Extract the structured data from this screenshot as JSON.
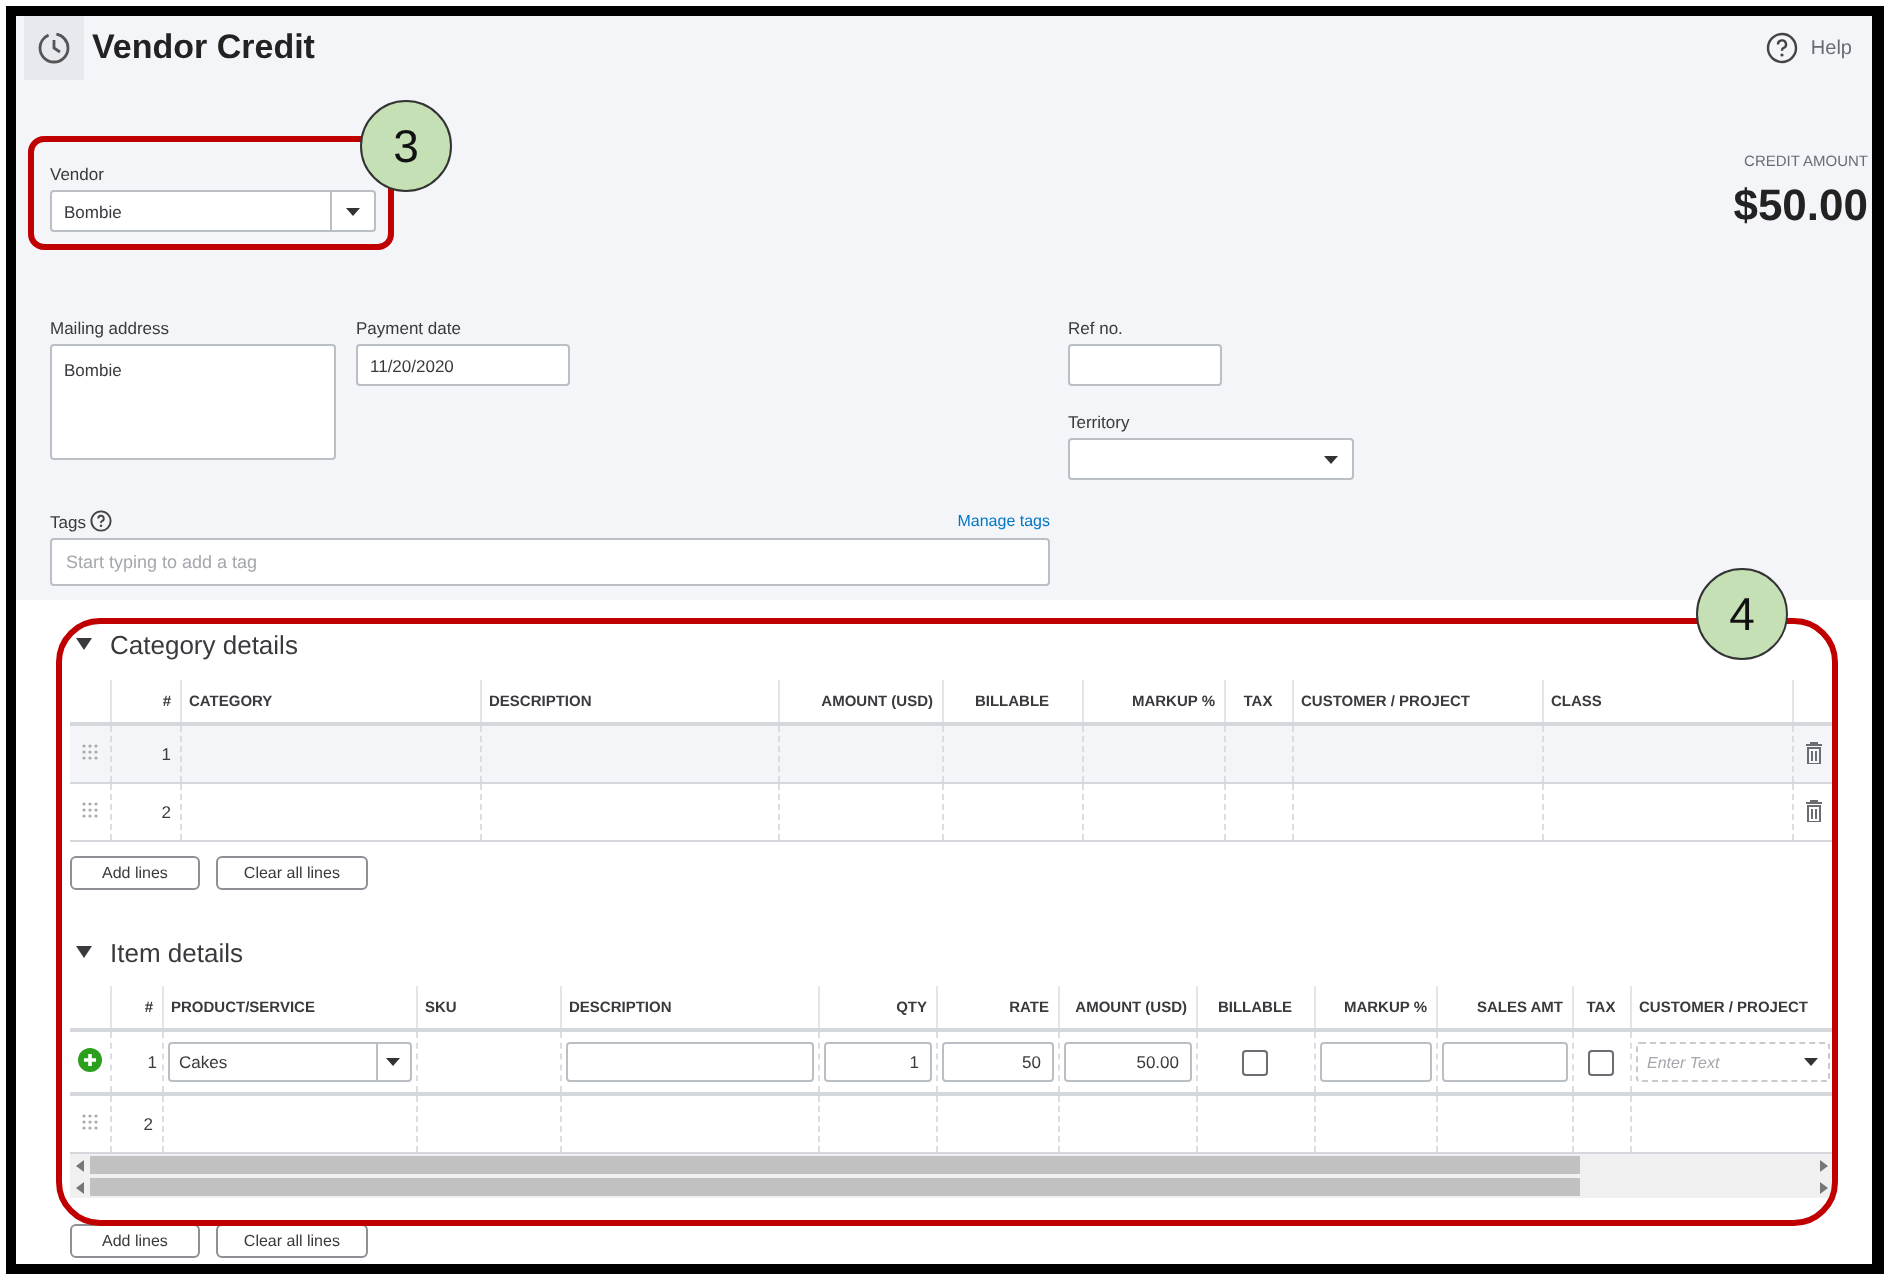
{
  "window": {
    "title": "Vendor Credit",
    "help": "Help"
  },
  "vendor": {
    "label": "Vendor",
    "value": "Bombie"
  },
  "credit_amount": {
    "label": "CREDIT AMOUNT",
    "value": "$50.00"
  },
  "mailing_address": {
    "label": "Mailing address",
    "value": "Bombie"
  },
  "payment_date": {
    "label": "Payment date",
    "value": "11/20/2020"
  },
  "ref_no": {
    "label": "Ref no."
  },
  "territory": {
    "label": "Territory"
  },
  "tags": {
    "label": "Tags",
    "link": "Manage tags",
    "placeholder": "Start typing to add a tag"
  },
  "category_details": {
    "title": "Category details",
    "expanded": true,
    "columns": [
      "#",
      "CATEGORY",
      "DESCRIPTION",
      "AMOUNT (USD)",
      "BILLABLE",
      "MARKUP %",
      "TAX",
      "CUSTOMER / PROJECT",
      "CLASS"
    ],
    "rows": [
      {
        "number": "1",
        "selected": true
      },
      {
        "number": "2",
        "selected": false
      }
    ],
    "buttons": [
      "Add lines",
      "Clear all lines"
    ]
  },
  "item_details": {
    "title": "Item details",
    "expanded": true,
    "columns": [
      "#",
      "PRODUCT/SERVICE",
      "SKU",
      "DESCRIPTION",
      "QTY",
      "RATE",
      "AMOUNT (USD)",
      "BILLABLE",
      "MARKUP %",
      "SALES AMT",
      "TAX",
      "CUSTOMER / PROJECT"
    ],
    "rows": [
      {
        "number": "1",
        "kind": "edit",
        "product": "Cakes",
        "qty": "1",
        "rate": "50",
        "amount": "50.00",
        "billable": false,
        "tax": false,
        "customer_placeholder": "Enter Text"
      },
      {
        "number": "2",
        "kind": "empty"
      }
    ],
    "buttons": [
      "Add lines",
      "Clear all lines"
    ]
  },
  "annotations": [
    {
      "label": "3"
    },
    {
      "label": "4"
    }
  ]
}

----------------------------------------

▶ _The problem_:
Omit the pictures. Transcribe every record exactly.

▶ _Completed exercise_:
Extract the structured data from this screenshot as JSON.
{
  "window": {
    "title": "Vendor Credit",
    "help": "Help"
  },
  "vendor": {
    "label": "Vendor",
    "value": "Bombie"
  },
  "credit_amount": {
    "label": "CREDIT AMOUNT",
    "value": "$50.00"
  },
  "mailing_address": {
    "label": "Mailing address",
    "value": "Bombie"
  },
  "payment_date": {
    "label": "Payment date",
    "value": "11/20/2020"
  },
  "ref_no": {
    "label": "Ref no."
  },
  "territory": {
    "label": "Territory"
  },
  "tags": {
    "label": "Tags",
    "link": "Manage tags",
    "placeholder": "Start typing to add a tag"
  },
  "category_details": {
    "title": "Category details",
    "expanded": true,
    "columns": [
      "#",
      "CATEGORY",
      "DESCRIPTION",
      "AMOUNT (USD)",
      "BILLABLE",
      "MARKUP %",
      "TAX",
      "CUSTOMER / PROJECT",
      "CLASS"
    ],
    "rows": [
      {
        "number": "1",
        "selected": true
      },
      {
        "number": "2",
        "selected": false
      }
    ],
    "buttons": [
      "Add lines",
      "Clear all lines"
    ]
  },
  "item_details": {
    "title": "Item details",
    "expanded": true,
    "columns": [
      "#",
      "PRODUCT/SERVICE",
      "SKU",
      "DESCRIPTION",
      "QTY",
      "RATE",
      "AMOUNT (USD)",
      "BILLABLE",
      "MARKUP %",
      "SALES AMT",
      "TAX",
      "CUSTOMER / PROJECT"
    ],
    "rows": [
      {
        "number": "1",
        "kind": "edit",
        "product": "Cakes",
        "qty": "1",
        "rate": "50",
        "amount": "50.00",
        "billable": false,
        "tax": false,
        "customer_placeholder": "Enter Text"
      },
      {
        "number": "2",
        "kind": "empty"
      }
    ],
    "buttons": [
      "Add lines",
      "Clear all lines"
    ]
  },
  "annotations": [
    {
      "label": "3"
    },
    {
      "label": "4"
    }
  ]
}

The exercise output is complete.